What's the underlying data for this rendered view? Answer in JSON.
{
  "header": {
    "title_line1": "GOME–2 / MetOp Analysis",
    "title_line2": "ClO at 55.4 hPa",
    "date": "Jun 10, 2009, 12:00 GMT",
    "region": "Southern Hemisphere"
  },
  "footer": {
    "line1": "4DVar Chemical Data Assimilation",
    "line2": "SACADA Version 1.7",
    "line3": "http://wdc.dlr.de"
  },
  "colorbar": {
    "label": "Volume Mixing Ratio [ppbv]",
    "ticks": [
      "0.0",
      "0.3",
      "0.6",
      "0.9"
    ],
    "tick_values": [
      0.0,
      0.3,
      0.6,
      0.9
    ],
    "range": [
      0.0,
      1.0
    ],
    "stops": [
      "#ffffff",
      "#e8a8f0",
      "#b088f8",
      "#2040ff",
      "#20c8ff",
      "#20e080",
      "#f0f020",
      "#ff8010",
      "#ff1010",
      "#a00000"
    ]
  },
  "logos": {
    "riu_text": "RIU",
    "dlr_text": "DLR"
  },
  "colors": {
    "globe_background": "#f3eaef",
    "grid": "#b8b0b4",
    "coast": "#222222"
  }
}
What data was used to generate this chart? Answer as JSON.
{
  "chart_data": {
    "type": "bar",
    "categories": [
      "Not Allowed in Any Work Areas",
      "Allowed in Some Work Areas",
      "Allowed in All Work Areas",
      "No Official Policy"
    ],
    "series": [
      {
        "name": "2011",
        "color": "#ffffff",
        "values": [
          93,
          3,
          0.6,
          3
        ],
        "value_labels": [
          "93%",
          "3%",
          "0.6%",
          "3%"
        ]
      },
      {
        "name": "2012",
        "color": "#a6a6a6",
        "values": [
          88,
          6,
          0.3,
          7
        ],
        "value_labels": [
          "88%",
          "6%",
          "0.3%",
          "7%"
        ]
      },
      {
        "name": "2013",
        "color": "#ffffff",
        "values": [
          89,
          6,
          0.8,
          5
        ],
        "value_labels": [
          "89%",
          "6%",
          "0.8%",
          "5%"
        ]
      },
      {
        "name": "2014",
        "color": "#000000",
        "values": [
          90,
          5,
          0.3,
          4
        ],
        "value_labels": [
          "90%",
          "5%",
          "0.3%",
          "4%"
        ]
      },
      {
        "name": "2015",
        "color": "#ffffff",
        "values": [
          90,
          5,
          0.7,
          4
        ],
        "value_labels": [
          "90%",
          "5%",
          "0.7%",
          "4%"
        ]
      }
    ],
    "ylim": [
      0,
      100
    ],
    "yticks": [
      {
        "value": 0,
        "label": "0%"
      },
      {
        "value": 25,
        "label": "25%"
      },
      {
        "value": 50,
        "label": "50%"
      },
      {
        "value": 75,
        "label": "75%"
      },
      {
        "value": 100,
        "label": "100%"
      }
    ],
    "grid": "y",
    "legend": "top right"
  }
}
☆ ☆ ☆ ☆ ☆
■ **Given exercise**: Identify each line of the material where the word "this" shows up, and copy it.

■ **Expected answer**:
What's the underlying data for this rendered view? Answer in JSON.
What data was used to generate this chart? Answer as JSON.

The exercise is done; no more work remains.